Could you write out every entry exactly as it stands?

═════ Supplied records

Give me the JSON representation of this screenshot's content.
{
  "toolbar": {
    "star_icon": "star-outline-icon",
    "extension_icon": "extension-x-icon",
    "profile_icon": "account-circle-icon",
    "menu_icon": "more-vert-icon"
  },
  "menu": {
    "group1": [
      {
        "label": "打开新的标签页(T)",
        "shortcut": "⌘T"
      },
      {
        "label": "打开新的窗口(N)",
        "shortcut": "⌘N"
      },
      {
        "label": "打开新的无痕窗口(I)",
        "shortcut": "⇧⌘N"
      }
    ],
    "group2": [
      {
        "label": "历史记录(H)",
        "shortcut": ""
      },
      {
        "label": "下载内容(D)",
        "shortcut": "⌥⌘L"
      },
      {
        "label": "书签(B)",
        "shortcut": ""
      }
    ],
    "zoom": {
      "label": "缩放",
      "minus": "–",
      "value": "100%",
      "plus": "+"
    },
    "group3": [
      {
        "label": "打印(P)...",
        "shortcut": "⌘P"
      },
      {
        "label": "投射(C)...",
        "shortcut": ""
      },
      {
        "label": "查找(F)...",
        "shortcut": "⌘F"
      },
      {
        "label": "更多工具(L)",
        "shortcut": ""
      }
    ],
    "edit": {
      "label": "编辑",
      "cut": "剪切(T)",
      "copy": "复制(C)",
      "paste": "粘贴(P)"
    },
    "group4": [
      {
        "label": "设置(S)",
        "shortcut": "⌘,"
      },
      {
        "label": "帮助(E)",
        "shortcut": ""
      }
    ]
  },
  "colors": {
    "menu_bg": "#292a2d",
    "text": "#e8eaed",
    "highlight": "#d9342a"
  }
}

══════════

_Exercise output_
Give me the JSON representation of this screenshot's content.
{
  "toolbar": {
    "star_icon": "star-outline-icon",
    "extension_icon": "extension-x-icon",
    "profile_icon": "account-circle-icon",
    "menu_icon": "more-vert-icon"
  },
  "menu": {
    "group1": [
      {
        "label": "打开新的标签页(T)",
        "shortcut": "⌘T"
      },
      {
        "label": "打开新的窗口(N)",
        "shortcut": "⌘N"
      },
      {
        "label": "打开新的无痕窗口(I)",
        "shortcut": "⇧⌘N"
      }
    ],
    "group2": [
      {
        "label": "历史记录(H)",
        "shortcut": ""
      },
      {
        "label": "下载内容(D)",
        "shortcut": "⌥⌘L"
      },
      {
        "label": "书签(B)",
        "shortcut": ""
      }
    ],
    "zoom": {
      "label": "缩放",
      "minus": "–",
      "value": "100%",
      "plus": "+"
    },
    "group3": [
      {
        "label": "打印(P)...",
        "shortcut": "⌘P"
      },
      {
        "label": "投射(C)...",
        "shortcut": ""
      },
      {
        "label": "查找(F)...",
        "shortcut": "⌘F"
      },
      {
        "label": "更多工具(L)",
        "shortcut": ""
      }
    ],
    "edit": {
      "label": "编辑",
      "cut": "剪切(T)",
      "copy": "复制(C)",
      "paste": "粘贴(P)"
    },
    "group4": [
      {
        "label": "设置(S)",
        "shortcut": "⌘,"
      },
      {
        "label": "帮助(E)",
        "shortcut": ""
      }
    ]
  },
  "colors": {
    "menu_bg": "#292a2d",
    "text": "#e8eaed",
    "highlight": "#d9342a"
  }
}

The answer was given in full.